==== EXERCISE DATA ====

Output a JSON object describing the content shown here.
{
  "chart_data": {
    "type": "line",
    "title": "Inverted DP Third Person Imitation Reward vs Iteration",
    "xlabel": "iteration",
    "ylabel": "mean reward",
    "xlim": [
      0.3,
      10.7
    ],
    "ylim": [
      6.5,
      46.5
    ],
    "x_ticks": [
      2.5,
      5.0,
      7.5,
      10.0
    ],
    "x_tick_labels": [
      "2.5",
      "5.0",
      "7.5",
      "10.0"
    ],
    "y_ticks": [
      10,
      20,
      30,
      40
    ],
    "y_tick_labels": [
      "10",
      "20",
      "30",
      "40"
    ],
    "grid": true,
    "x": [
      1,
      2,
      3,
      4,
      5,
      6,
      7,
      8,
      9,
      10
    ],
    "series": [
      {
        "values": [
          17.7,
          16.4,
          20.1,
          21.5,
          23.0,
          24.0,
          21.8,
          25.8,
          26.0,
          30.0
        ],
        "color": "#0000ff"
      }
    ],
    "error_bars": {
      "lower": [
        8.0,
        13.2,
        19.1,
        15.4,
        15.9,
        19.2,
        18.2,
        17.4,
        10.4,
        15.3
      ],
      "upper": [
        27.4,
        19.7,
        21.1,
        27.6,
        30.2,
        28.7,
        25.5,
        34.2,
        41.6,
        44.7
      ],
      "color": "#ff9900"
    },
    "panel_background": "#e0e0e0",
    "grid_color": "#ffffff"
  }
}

====

EXERCISE OBJECTIVE:
Each line must be given again exactly as written above.

SOLUTION FOR THIS TASK:
Output a JSON object describing the content shown here.
{
  "chart_data": {
    "type": "line",
    "title": "Inverted DP Third Person Imitation Reward vs Iteration",
    "xlabel": "iteration",
    "ylabel": "mean reward",
    "xlim": [
      0.3,
      10.7
    ],
    "ylim": [
      6.5,
      46.5
    ],
    "x_ticks": [
      2.5,
      5.0,
      7.5,
      10.0
    ],
    "x_tick_labels": [
      "2.5",
      "5.0",
      "7.5",
      "10.0"
    ],
    "y_ticks": [
      10,
      20,
      30,
      40
    ],
    "y_tick_labels": [
      "10",
      "20",
      "30",
      "40"
    ],
    "grid": true,
    "x": [
      1,
      2,
      3,
      4,
      5,
      6,
      7,
      8,
      9,
      10
    ],
    "series": [
      {
        "values": [
          17.7,
          16.4,
          20.1,
          21.5,
          23.0,
          24.0,
          21.8,
          25.8,
          26.0,
          30.0
        ],
        "color": "#0000ff"
      }
    ],
    "error_bars": {
      "lower": [
        8.0,
        13.2,
        19.1,
        15.4,
        15.9,
        19.2,
        18.2,
        17.4,
        10.4,
        15.3
      ],
      "upper": [
        27.4,
        19.7,
        21.1,
        27.6,
        30.2,
        28.7,
        25.5,
        34.2,
        41.6,
        44.7
      ],
      "color": "#ff9900"
    },
    "panel_background": "#e0e0e0",
    "grid_color": "#ffffff"
  }
}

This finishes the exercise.